── PROVIDED RECORDS
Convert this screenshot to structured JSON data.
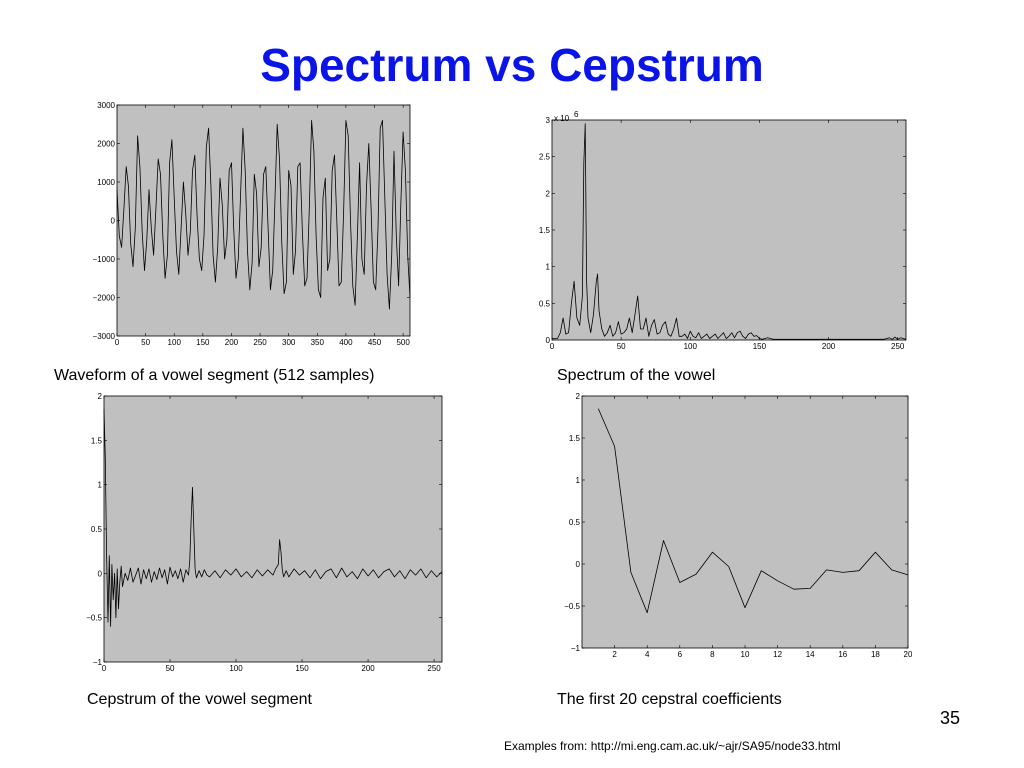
{
  "slide": {
    "title": "Spectrum vs Cepstrum",
    "page_number": "35",
    "source_note": "Examples from: http://mi.eng.cam.ac.uk/~ajr/SA95/node33.html",
    "plot_background": "#c0c0c0",
    "title_color": "#0a14e6"
  },
  "chart_data": [
    {
      "type": "line",
      "caption": "Waveform of a vowel segment (512 samples)",
      "xlim": [
        0,
        512
      ],
      "ylim": [
        -3000,
        3000
      ],
      "xticks": [
        0,
        50,
        100,
        150,
        200,
        250,
        300,
        350,
        400,
        450,
        500
      ],
      "yticks": [
        -3000,
        -2000,
        -1000,
        0,
        1000,
        2000,
        3000
      ],
      "x": [
        0,
        4,
        8,
        12,
        16,
        20,
        24,
        28,
        32,
        36,
        40,
        44,
        48,
        52,
        56,
        60,
        64,
        68,
        72,
        76,
        80,
        84,
        88,
        92,
        96,
        100,
        104,
        108,
        112,
        116,
        120,
        124,
        128,
        132,
        136,
        140,
        144,
        148,
        152,
        156,
        160,
        164,
        168,
        172,
        176,
        180,
        184,
        188,
        192,
        196,
        200,
        204,
        208,
        212,
        216,
        220,
        224,
        228,
        232,
        236,
        240,
        244,
        248,
        252,
        256,
        260,
        264,
        268,
        272,
        276,
        280,
        284,
        288,
        292,
        296,
        300,
        304,
        308,
        312,
        316,
        320,
        324,
        328,
        332,
        336,
        340,
        344,
        348,
        352,
        356,
        360,
        364,
        368,
        372,
        376,
        380,
        384,
        388,
        392,
        396,
        400,
        404,
        408,
        412,
        416,
        420,
        424,
        428,
        432,
        436,
        440,
        444,
        448,
        452,
        456,
        460,
        464,
        468,
        472,
        476,
        480,
        484,
        488,
        492,
        496,
        500,
        504,
        508,
        512
      ],
      "y": [
        800,
        -400,
        -700,
        300,
        1400,
        900,
        -600,
        -1200,
        -200,
        2200,
        1400,
        -300,
        -1300,
        -500,
        800,
        -200,
        -900,
        300,
        1600,
        1200,
        -400,
        -1500,
        -900,
        1500,
        2100,
        600,
        -800,
        -1400,
        -200,
        1000,
        200,
        -900,
        -300,
        1300,
        1700,
        100,
        -1000,
        -1300,
        -400,
        1900,
        2400,
        900,
        -900,
        -1600,
        -700,
        1100,
        400,
        -1000,
        -500,
        1300,
        1500,
        -200,
        -1500,
        -1000,
        700,
        2400,
        1300,
        -800,
        -1800,
        -1100,
        1200,
        700,
        -1200,
        -700,
        1200,
        1400,
        -200,
        -1800,
        -1300,
        500,
        2500,
        1600,
        -600,
        -1900,
        -1600,
        1300,
        900,
        -1400,
        -800,
        1400,
        1500,
        -300,
        -1700,
        -1500,
        300,
        2600,
        1800,
        -400,
        -1800,
        -2000,
        600,
        1100,
        -1300,
        -1000,
        1300,
        1700,
        0,
        -1700,
        -1600,
        200,
        2600,
        2200,
        0,
        -1700,
        -2200,
        -400,
        1500,
        -1000,
        -1400,
        900,
        2000,
        300,
        -1600,
        -1800,
        -200,
        2400,
        2600,
        600,
        -1400,
        -2300,
        -900,
        1800,
        -400,
        -1700,
        400,
        2300,
        1300,
        -900,
        -2000
      ]
    },
    {
      "type": "line",
      "caption": "Spectrum of the vowel",
      "xlim": [
        0,
        256
      ],
      "ylim": [
        0,
        3
      ],
      "exponent_label": "x 10",
      "exponent_value": "6",
      "xticks": [
        0,
        50,
        100,
        150,
        200,
        250
      ],
      "yticks": [
        0,
        0.5,
        1,
        1.5,
        2,
        2.5,
        3
      ],
      "x": [
        0,
        4,
        6,
        8,
        10,
        12,
        14,
        16,
        18,
        20,
        22,
        23,
        24,
        25,
        26,
        28,
        30,
        32,
        33,
        34,
        36,
        38,
        40,
        42,
        44,
        46,
        48,
        50,
        52,
        54,
        56,
        58,
        60,
        62,
        64,
        66,
        68,
        70,
        72,
        74,
        76,
        78,
        80,
        82,
        84,
        86,
        88,
        90,
        92,
        94,
        96,
        98,
        100,
        102,
        104,
        106,
        108,
        110,
        112,
        114,
        116,
        118,
        120,
        122,
        124,
        126,
        128,
        130,
        132,
        134,
        136,
        138,
        140,
        142,
        144,
        146,
        148,
        150,
        152,
        154,
        156,
        160,
        170,
        180,
        190,
        200,
        210,
        220,
        230,
        240,
        244,
        246,
        248,
        250,
        252,
        256
      ],
      "y": [
        0.02,
        0.02,
        0.1,
        0.3,
        0.08,
        0.1,
        0.5,
        0.8,
        0.3,
        0.2,
        0.6,
        2.4,
        2.95,
        0.8,
        0.3,
        0.1,
        0.35,
        0.8,
        0.9,
        0.4,
        0.15,
        0.05,
        0.1,
        0.2,
        0.05,
        0.1,
        0.25,
        0.08,
        0.1,
        0.15,
        0.3,
        0.1,
        0.35,
        0.6,
        0.15,
        0.15,
        0.3,
        0.05,
        0.2,
        0.28,
        0.08,
        0.1,
        0.2,
        0.25,
        0.08,
        0.05,
        0.15,
        0.3,
        0.05,
        0.05,
        0.08,
        0.02,
        0.12,
        0.05,
        0.03,
        0.1,
        0.02,
        0.05,
        0.08,
        0.02,
        0.05,
        0.08,
        0.02,
        0.06,
        0.1,
        0.02,
        0.05,
        0.1,
        0.03,
        0.1,
        0.12,
        0.05,
        0.02,
        0.08,
        0.1,
        0.05,
        0.06,
        0.02,
        0.01,
        0.02,
        0.03,
        0.01,
        0.01,
        0.01,
        0.01,
        0.01,
        0.01,
        0.01,
        0.01,
        0.01,
        0.03,
        0.01,
        0.04,
        0.01,
        0.03,
        0.01
      ]
    },
    {
      "type": "line",
      "caption": "Cepstrum of the vowel segment",
      "xlim": [
        0,
        256
      ],
      "ylim": [
        -1,
        2
      ],
      "xticks": [
        0,
        50,
        100,
        150,
        200,
        250
      ],
      "yticks": [
        -1,
        -0.5,
        0,
        0.5,
        1,
        1.5,
        2
      ],
      "x": [
        0,
        1,
        2,
        3,
        4,
        5,
        6,
        7,
        8,
        9,
        10,
        11,
        12,
        13,
        14,
        16,
        18,
        20,
        22,
        24,
        26,
        28,
        30,
        32,
        34,
        36,
        38,
        40,
        42,
        44,
        46,
        48,
        50,
        52,
        54,
        56,
        58,
        60,
        62,
        64,
        65,
        66,
        67,
        68,
        69,
        70,
        72,
        74,
        76,
        78,
        80,
        84,
        88,
        92,
        96,
        100,
        104,
        108,
        112,
        116,
        120,
        124,
        128,
        130,
        132,
        133,
        134,
        135,
        136,
        138,
        140,
        144,
        148,
        152,
        156,
        160,
        164,
        168,
        172,
        176,
        180,
        184,
        188,
        192,
        196,
        200,
        204,
        208,
        212,
        216,
        220,
        224,
        228,
        232,
        236,
        240,
        244,
        248,
        252,
        256
      ],
      "y": [
        1.85,
        1.3,
        0.2,
        -0.55,
        0.2,
        -0.6,
        0.1,
        -0.3,
        0.0,
        -0.5,
        0.05,
        -0.4,
        -0.1,
        0.08,
        -0.15,
        0.0,
        -0.08,
        0.06,
        -0.1,
        -0.02,
        0.06,
        -0.12,
        0.04,
        -0.06,
        0.05,
        -0.1,
        0.02,
        -0.07,
        0.06,
        -0.05,
        0.04,
        -0.12,
        0.07,
        -0.04,
        0.03,
        -0.06,
        0.05,
        -0.1,
        0.04,
        -0.02,
        0.15,
        0.6,
        0.97,
        0.5,
        0.05,
        -0.05,
        0.03,
        -0.04,
        0.04,
        -0.02,
        -0.04,
        0.03,
        -0.05,
        0.04,
        -0.02,
        0.05,
        -0.04,
        0.02,
        -0.05,
        0.04,
        -0.03,
        0.04,
        -0.02,
        0.05,
        0.1,
        0.38,
        0.25,
        0.05,
        -0.04,
        0.03,
        -0.04,
        0.05,
        -0.02,
        0.03,
        -0.05,
        0.04,
        -0.06,
        0.02,
        0.05,
        -0.05,
        0.06,
        -0.04,
        0.02,
        -0.06,
        0.05,
        -0.03,
        0.04,
        -0.05,
        0.02,
        0.05,
        -0.04,
        0.03,
        -0.06,
        0.04,
        -0.02,
        0.05,
        -0.05,
        0.03,
        -0.04,
        0.02
      ]
    },
    {
      "type": "line",
      "caption": "The first 20 cepstral coefficients",
      "xlim": [
        0,
        20
      ],
      "ylim": [
        -1,
        2
      ],
      "xticks": [
        2,
        4,
        6,
        8,
        10,
        12,
        14,
        16,
        18,
        20
      ],
      "yticks": [
        -1,
        -0.5,
        0,
        0.5,
        1,
        1.5,
        2
      ],
      "x": [
        1,
        2,
        3,
        4,
        5,
        6,
        7,
        8,
        9,
        10,
        11,
        12,
        13,
        14,
        15,
        16,
        17,
        18,
        19,
        20
      ],
      "y": [
        1.85,
        1.4,
        -0.1,
        -0.58,
        0.28,
        -0.22,
        -0.12,
        0.14,
        -0.03,
        -0.52,
        -0.08,
        -0.2,
        -0.3,
        -0.29,
        -0.07,
        -0.1,
        -0.08,
        0.14,
        -0.07,
        -0.13
      ]
    }
  ]
}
────
TASK OBJECTIVE
Wherever "caption" shows up in a line, copy that line.

SOLUTION
      "caption": "Waveform of a vowel segment (512 samples)",
      "caption": "Spectrum of the vowel",
      "caption": "Cepstrum of the vowel segment",
      "caption": "The first 20 cepstral coefficients",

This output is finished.